(THE PROBLEM): Each of the entries should be retyped precisely as it appears.

+ + + + +

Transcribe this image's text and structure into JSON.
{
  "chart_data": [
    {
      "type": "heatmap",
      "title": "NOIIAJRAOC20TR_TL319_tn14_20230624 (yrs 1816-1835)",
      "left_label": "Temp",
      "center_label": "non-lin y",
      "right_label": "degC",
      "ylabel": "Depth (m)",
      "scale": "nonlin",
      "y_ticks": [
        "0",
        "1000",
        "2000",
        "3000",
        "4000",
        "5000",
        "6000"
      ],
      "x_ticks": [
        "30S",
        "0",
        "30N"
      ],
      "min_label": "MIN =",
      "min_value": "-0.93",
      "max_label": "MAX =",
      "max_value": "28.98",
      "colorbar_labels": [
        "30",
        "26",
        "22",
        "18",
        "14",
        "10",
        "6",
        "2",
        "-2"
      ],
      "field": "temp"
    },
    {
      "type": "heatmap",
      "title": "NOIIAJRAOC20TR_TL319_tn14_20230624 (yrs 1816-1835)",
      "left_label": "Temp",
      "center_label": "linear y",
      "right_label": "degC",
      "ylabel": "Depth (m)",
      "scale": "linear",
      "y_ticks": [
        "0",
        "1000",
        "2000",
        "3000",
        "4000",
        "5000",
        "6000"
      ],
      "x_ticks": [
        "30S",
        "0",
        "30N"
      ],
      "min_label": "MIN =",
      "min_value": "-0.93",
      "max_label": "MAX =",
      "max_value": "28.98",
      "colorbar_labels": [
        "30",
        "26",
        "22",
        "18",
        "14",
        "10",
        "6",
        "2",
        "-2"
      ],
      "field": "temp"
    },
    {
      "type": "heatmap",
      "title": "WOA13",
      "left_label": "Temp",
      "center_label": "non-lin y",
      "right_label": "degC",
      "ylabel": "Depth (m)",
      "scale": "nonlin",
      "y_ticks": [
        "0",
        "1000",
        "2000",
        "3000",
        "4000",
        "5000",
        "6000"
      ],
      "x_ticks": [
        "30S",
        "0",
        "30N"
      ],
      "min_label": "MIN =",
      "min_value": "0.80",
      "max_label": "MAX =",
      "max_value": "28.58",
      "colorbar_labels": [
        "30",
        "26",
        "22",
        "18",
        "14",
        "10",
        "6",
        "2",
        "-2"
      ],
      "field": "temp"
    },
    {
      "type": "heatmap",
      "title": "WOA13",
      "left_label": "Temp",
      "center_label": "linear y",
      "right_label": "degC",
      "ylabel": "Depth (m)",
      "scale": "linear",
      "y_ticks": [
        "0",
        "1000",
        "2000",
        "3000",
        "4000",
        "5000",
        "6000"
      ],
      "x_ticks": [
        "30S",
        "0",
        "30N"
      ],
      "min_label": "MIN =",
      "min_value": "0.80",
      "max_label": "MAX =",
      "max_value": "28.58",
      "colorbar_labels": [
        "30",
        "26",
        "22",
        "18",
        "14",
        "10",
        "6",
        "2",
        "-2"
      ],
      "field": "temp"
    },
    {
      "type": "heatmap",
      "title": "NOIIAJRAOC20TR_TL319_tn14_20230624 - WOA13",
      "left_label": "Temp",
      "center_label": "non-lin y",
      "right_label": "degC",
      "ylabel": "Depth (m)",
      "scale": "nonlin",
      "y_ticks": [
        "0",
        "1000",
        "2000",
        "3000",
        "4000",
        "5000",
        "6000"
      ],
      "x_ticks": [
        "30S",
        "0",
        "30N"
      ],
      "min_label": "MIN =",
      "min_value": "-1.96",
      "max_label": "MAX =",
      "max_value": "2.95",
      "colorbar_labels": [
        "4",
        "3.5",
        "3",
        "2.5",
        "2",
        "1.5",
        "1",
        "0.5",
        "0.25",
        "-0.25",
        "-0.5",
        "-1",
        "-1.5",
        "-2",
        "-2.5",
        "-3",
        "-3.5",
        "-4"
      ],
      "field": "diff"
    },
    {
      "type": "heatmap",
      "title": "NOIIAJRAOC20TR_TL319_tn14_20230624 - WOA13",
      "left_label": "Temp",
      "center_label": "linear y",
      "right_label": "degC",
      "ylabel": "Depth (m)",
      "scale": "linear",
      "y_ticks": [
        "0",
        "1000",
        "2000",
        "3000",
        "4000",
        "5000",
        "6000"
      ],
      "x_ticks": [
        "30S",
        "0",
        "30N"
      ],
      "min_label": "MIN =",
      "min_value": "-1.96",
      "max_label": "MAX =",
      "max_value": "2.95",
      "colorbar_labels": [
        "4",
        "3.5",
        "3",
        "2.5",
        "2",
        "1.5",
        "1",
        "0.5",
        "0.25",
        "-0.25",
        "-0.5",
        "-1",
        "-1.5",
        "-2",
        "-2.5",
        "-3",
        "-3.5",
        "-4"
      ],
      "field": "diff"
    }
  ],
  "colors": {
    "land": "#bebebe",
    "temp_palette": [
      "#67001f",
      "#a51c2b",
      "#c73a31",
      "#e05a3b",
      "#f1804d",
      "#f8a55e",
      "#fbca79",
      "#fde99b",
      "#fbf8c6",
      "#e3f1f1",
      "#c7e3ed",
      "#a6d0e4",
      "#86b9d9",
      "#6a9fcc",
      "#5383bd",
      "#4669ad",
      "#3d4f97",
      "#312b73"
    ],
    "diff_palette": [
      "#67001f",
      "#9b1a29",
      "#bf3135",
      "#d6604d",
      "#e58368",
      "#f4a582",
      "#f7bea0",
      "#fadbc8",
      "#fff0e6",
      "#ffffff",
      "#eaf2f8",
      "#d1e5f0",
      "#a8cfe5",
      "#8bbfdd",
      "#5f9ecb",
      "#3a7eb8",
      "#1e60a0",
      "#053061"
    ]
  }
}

+ + + + +

(RESULT OF THE EXERCISE):
Transcribe this image's text and structure into JSON.
{
  "chart_data": [
    {
      "type": "heatmap",
      "title": "NOIIAJRAOC20TR_TL319_tn14_20230624 (yrs 1816-1835)",
      "left_label": "Temp",
      "center_label": "non-lin y",
      "right_label": "degC",
      "ylabel": "Depth (m)",
      "scale": "nonlin",
      "y_ticks": [
        "0",
        "1000",
        "2000",
        "3000",
        "4000",
        "5000",
        "6000"
      ],
      "x_ticks": [
        "30S",
        "0",
        "30N"
      ],
      "min_label": "MIN =",
      "min_value": "-0.93",
      "max_label": "MAX =",
      "max_value": "28.98",
      "colorbar_labels": [
        "30",
        "26",
        "22",
        "18",
        "14",
        "10",
        "6",
        "2",
        "-2"
      ],
      "field": "temp"
    },
    {
      "type": "heatmap",
      "title": "NOIIAJRAOC20TR_TL319_tn14_20230624 (yrs 1816-1835)",
      "left_label": "Temp",
      "center_label": "linear y",
      "right_label": "degC",
      "ylabel": "Depth (m)",
      "scale": "linear",
      "y_ticks": [
        "0",
        "1000",
        "2000",
        "3000",
        "4000",
        "5000",
        "6000"
      ],
      "x_ticks": [
        "30S",
        "0",
        "30N"
      ],
      "min_label": "MIN =",
      "min_value": "-0.93",
      "max_label": "MAX =",
      "max_value": "28.98",
      "colorbar_labels": [
        "30",
        "26",
        "22",
        "18",
        "14",
        "10",
        "6",
        "2",
        "-2"
      ],
      "field": "temp"
    },
    {
      "type": "heatmap",
      "title": "WOA13",
      "left_label": "Temp",
      "center_label": "non-lin y",
      "right_label": "degC",
      "ylabel": "Depth (m)",
      "scale": "nonlin",
      "y_ticks": [
        "0",
        "1000",
        "2000",
        "3000",
        "4000",
        "5000",
        "6000"
      ],
      "x_ticks": [
        "30S",
        "0",
        "30N"
      ],
      "min_label": "MIN =",
      "min_value": "0.80",
      "max_label": "MAX =",
      "max_value": "28.58",
      "colorbar_labels": [
        "30",
        "26",
        "22",
        "18",
        "14",
        "10",
        "6",
        "2",
        "-2"
      ],
      "field": "temp"
    },
    {
      "type": "heatmap",
      "title": "WOA13",
      "left_label": "Temp",
      "center_label": "linear y",
      "right_label": "degC",
      "ylabel": "Depth (m)",
      "scale": "linear",
      "y_ticks": [
        "0",
        "1000",
        "2000",
        "3000",
        "4000",
        "5000",
        "6000"
      ],
      "x_ticks": [
        "30S",
        "0",
        "30N"
      ],
      "min_label": "MIN =",
      "min_value": "0.80",
      "max_label": "MAX =",
      "max_value": "28.58",
      "colorbar_labels": [
        "30",
        "26",
        "22",
        "18",
        "14",
        "10",
        "6",
        "2",
        "-2"
      ],
      "field": "temp"
    },
    {
      "type": "heatmap",
      "title": "NOIIAJRAOC20TR_TL319_tn14_20230624 - WOA13",
      "left_label": "Temp",
      "center_label": "non-lin y",
      "right_label": "degC",
      "ylabel": "Depth (m)",
      "scale": "nonlin",
      "y_ticks": [
        "0",
        "1000",
        "2000",
        "3000",
        "4000",
        "5000",
        "6000"
      ],
      "x_ticks": [
        "30S",
        "0",
        "30N"
      ],
      "min_label": "MIN =",
      "min_value": "-1.96",
      "max_label": "MAX =",
      "max_value": "2.95",
      "colorbar_labels": [
        "4",
        "3.5",
        "3",
        "2.5",
        "2",
        "1.5",
        "1",
        "0.5",
        "0.25",
        "-0.25",
        "-0.5",
        "-1",
        "-1.5",
        "-2",
        "-2.5",
        "-3",
        "-3.5",
        "-4"
      ],
      "field": "diff"
    },
    {
      "type": "heatmap",
      "title": "NOIIAJRAOC20TR_TL319_tn14_20230624 - WOA13",
      "left_label": "Temp",
      "center_label": "linear y",
      "right_label": "degC",
      "ylabel": "Depth (m)",
      "scale": "linear",
      "y_ticks": [
        "0",
        "1000",
        "2000",
        "3000",
        "4000",
        "5000",
        "6000"
      ],
      "x_ticks": [
        "30S",
        "0",
        "30N"
      ],
      "min_label": "MIN =",
      "min_value": "-1.96",
      "max_label": "MAX =",
      "max_value": "2.95",
      "colorbar_labels": [
        "4",
        "3.5",
        "3",
        "2.5",
        "2",
        "1.5",
        "1",
        "0.5",
        "0.25",
        "-0.25",
        "-0.5",
        "-1",
        "-1.5",
        "-2",
        "-2.5",
        "-3",
        "-3.5",
        "-4"
      ],
      "field": "diff"
    }
  ],
  "colors": {
    "land": "#bebebe",
    "temp_palette": [
      "#67001f",
      "#a51c2b",
      "#c73a31",
      "#e05a3b",
      "#f1804d",
      "#f8a55e",
      "#fbca79",
      "#fde99b",
      "#fbf8c6",
      "#e3f1f1",
      "#c7e3ed",
      "#a6d0e4",
      "#86b9d9",
      "#6a9fcc",
      "#5383bd",
      "#4669ad",
      "#3d4f97",
      "#312b73"
    ],
    "diff_palette": [
      "#67001f",
      "#9b1a29",
      "#bf3135",
      "#d6604d",
      "#e58368",
      "#f4a582",
      "#f7bea0",
      "#fadbc8",
      "#fff0e6",
      "#ffffff",
      "#eaf2f8",
      "#d1e5f0",
      "#a8cfe5",
      "#8bbfdd",
      "#5f9ecb",
      "#3a7eb8",
      "#1e60a0",
      "#053061"
    ]
  }
}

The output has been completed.